• **Task goal**
According to the graduation ceremony remarks, in what year did Kyoto University hold its first graduation ceremony?

• **Excerpt to read**
********

2016-2017 Undergraduate Graduation Ceremony Remarks (24 March 2017)

Juichi Yamagiwa, 26th President

Let me begin by congratulating the 2,888 students who are graduating from Kyoto University today. On behalf of our guests of honor, former Presidents Hiroo Imura, Makoto Nagao and Kazuo Oike, as well as the Executive Vice-Presidents, Vice-Presidents, Deans, and Directors here today, and all other faculty members and staff, I want to extend our heartfelt congratulations to each of you. I would also like to express our deepest gratitude to the family members and others around you who have provided you with so much generous support in working toward this, your graduation day. From the first graduation ceremony in 1900, three years after the 'University's founding in 1897, to the end of today's ceremony, Kyoto University will have awarded bachelor's degrees to a total 205,859 students over its 120-year history.

********

• **Dataset extract**
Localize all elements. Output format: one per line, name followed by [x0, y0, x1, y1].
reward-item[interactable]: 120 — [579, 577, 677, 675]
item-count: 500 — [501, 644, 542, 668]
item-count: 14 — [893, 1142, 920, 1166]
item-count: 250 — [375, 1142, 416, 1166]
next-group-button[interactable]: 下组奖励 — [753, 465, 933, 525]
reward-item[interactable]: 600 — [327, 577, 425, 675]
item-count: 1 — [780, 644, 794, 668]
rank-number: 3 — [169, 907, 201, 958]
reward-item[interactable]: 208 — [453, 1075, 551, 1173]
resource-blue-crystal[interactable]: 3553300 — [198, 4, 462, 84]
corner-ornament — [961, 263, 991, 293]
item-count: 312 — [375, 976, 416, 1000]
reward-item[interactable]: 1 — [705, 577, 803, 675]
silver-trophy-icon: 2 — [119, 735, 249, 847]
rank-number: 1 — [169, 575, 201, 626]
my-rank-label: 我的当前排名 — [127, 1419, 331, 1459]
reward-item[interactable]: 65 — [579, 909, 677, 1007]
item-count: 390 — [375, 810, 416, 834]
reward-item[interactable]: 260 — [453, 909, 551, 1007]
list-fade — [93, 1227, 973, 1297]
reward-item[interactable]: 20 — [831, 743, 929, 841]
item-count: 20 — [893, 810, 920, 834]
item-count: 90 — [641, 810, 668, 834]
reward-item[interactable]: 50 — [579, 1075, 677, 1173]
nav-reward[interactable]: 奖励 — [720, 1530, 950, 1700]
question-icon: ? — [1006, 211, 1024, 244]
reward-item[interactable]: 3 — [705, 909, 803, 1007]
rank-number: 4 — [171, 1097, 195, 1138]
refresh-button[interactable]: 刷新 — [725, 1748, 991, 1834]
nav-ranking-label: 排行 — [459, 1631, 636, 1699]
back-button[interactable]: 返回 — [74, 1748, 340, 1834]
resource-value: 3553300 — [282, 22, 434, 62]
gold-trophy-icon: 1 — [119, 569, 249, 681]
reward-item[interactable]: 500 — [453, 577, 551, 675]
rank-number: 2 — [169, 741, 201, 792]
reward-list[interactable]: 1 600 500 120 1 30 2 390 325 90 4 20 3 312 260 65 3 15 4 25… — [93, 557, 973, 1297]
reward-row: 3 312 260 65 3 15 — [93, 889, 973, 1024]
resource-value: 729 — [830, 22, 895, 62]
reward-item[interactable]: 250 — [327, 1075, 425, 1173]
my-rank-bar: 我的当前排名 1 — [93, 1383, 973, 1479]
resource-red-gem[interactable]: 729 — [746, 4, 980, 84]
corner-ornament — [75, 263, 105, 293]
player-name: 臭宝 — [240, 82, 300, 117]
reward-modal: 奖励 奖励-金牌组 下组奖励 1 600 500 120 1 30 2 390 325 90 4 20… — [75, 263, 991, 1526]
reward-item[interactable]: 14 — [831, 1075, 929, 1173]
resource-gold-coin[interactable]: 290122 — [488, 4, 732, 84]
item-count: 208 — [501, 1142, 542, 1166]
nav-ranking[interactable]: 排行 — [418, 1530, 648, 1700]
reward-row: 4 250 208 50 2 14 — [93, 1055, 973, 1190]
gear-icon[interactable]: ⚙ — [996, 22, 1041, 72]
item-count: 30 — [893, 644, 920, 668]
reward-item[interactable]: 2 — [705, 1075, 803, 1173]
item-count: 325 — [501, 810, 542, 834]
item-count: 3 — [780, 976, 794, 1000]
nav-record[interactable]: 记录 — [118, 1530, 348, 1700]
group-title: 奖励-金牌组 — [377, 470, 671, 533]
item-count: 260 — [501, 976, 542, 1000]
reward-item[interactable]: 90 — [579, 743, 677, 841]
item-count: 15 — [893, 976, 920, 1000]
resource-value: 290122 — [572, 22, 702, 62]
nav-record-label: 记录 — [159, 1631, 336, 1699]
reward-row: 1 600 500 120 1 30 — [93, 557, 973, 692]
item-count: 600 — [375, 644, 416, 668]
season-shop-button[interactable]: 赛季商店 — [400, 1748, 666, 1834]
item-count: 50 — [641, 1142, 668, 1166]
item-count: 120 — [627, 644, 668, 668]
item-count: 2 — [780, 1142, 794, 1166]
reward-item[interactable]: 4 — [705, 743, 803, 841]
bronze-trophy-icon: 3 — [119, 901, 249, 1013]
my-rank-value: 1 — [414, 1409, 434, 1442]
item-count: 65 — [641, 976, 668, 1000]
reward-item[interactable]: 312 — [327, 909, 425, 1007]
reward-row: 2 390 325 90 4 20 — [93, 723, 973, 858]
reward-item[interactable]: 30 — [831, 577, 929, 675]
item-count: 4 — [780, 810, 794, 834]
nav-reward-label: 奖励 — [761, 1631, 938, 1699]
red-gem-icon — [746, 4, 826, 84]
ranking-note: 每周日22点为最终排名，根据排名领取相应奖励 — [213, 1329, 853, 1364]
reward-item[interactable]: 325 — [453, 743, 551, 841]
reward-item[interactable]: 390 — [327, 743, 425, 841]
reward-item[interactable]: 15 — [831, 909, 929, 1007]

********

• **Exercise response**
1900